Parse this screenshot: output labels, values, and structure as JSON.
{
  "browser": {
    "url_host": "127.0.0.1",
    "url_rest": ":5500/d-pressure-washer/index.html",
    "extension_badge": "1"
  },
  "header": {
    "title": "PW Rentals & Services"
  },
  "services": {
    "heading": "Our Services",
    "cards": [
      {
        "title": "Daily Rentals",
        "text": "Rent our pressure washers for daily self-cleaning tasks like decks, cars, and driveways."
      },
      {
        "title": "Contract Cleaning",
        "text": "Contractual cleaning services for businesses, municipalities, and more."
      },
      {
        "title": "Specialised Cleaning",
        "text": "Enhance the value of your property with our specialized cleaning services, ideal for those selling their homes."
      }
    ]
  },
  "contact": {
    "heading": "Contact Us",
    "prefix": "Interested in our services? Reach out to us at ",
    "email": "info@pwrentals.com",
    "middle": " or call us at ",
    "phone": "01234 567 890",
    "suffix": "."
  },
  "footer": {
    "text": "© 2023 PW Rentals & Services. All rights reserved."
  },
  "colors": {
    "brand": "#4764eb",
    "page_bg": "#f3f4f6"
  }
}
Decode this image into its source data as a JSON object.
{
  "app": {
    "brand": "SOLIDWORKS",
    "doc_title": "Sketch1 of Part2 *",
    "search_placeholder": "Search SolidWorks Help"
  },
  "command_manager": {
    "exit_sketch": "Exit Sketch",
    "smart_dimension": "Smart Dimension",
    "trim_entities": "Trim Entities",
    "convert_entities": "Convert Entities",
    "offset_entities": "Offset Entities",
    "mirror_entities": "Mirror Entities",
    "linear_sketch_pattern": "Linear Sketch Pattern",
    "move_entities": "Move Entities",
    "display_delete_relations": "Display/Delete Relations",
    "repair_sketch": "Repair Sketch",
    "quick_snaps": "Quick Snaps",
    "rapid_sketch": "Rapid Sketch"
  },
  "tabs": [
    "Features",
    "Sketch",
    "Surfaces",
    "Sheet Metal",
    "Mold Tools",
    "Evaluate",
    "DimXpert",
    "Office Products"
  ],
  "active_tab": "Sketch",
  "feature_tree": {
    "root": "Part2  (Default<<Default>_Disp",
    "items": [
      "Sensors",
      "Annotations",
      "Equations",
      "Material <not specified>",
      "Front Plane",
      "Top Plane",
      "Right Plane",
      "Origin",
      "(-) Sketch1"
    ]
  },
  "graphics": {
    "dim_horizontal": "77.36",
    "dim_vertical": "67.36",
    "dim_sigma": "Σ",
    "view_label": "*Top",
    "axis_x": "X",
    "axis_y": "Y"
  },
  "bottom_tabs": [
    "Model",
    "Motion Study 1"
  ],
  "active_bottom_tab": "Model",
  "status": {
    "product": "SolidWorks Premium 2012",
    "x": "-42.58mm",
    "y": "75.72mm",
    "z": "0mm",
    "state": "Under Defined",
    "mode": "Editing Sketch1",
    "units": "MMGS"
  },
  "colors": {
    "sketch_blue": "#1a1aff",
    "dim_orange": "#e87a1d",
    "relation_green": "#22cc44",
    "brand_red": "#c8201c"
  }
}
***
§ Brief
Provide an exact reproduction of all the entries shown above.

§ Response for this exercise
Parse this screenshot: output labels, values, and structure as JSON.
{
  "browser": {
    "url_host": "127.0.0.1",
    "url_rest": ":5500/d-pressure-washer/index.html",
    "extension_badge": "1"
  },
  "header": {
    "title": "PW Rentals & Services"
  },
  "services": {
    "heading": "Our Services",
    "cards": [
      {
        "title": "Daily Rentals",
        "text": "Rent our pressure washers for daily self-cleaning tasks like decks, cars, and driveways."
      },
      {
        "title": "Contract Cleaning",
        "text": "Contractual cleaning services for businesses, municipalities, and more."
      },
      {
        "title": "Specialised Cleaning",
        "text": "Enhance the value of your property with our specialized cleaning services, ideal for those selling their homes."
      }
    ]
  },
  "contact": {
    "heading": "Contact Us",
    "prefix": "Interested in our services? Reach out to us at ",
    "email": "info@pwrentals.com",
    "middle": " or call us at ",
    "phone": "01234 567 890",
    "suffix": "."
  },
  "footer": {
    "text": "© 2023 PW Rentals & Services. All rights reserved."
  },
  "colors": {
    "brand": "#4764eb",
    "page_bg": "#f3f4f6"
  }
}
Decode this image into its source data as a JSON object.
{
  "app": {
    "brand": "SOLIDWORKS",
    "doc_title": "Sketch1 of Part2 *",
    "search_placeholder": "Search SolidWorks Help"
  },
  "command_manager": {
    "exit_sketch": "Exit Sketch",
    "smart_dimension": "Smart Dimension",
    "trim_entities": "Trim Entities",
    "convert_entities": "Convert Entities",
    "offset_entities": "Offset Entities",
    "mirror_entities": "Mirror Entities",
    "linear_sketch_pattern": "Linear Sketch Pattern",
    "move_entities": "Move Entities",
    "display_delete_relations": "Display/Delete Relations",
    "repair_sketch": "Repair Sketch",
    "quick_snaps": "Quick Snaps",
    "rapid_sketch": "Rapid Sketch"
  },
  "tabs": [
    "Features",
    "Sketch",
    "Surfaces",
    "Sheet Metal",
    "Mold Tools",
    "Evaluate",
    "DimXpert",
    "Office Products"
  ],
  "active_tab": "Sketch",
  "feature_tree": {
    "root": "Part2  (Default<<Default>_Disp",
    "items": [
      "Sensors",
      "Annotations",
      "Equations",
      "Material <not specified>",
      "Front Plane",
      "Top Plane",
      "Right Plane",
      "Origin",
      "(-) Sketch1"
    ]
  },
  "graphics": {
    "dim_horizontal": "77.36",
    "dim_vertical": "67.36",
    "dim_sigma": "Σ",
    "view_label": "*Top",
    "axis_x": "X",
    "axis_y": "Y"
  },
  "bottom_tabs": [
    "Model",
    "Motion Study 1"
  ],
  "active_bottom_tab": "Model",
  "status": {
    "product": "SolidWorks Premium 2012",
    "x": "-42.58mm",
    "y": "75.72mm",
    "z": "0mm",
    "state": "Under Defined",
    "mode": "Editing Sketch1",
    "units": "MMGS"
  },
  "colors": {
    "sketch_blue": "#1a1aff",
    "dim_orange": "#e87a1d",
    "relation_green": "#22cc44",
    "brand_red": "#c8201c"
  }
}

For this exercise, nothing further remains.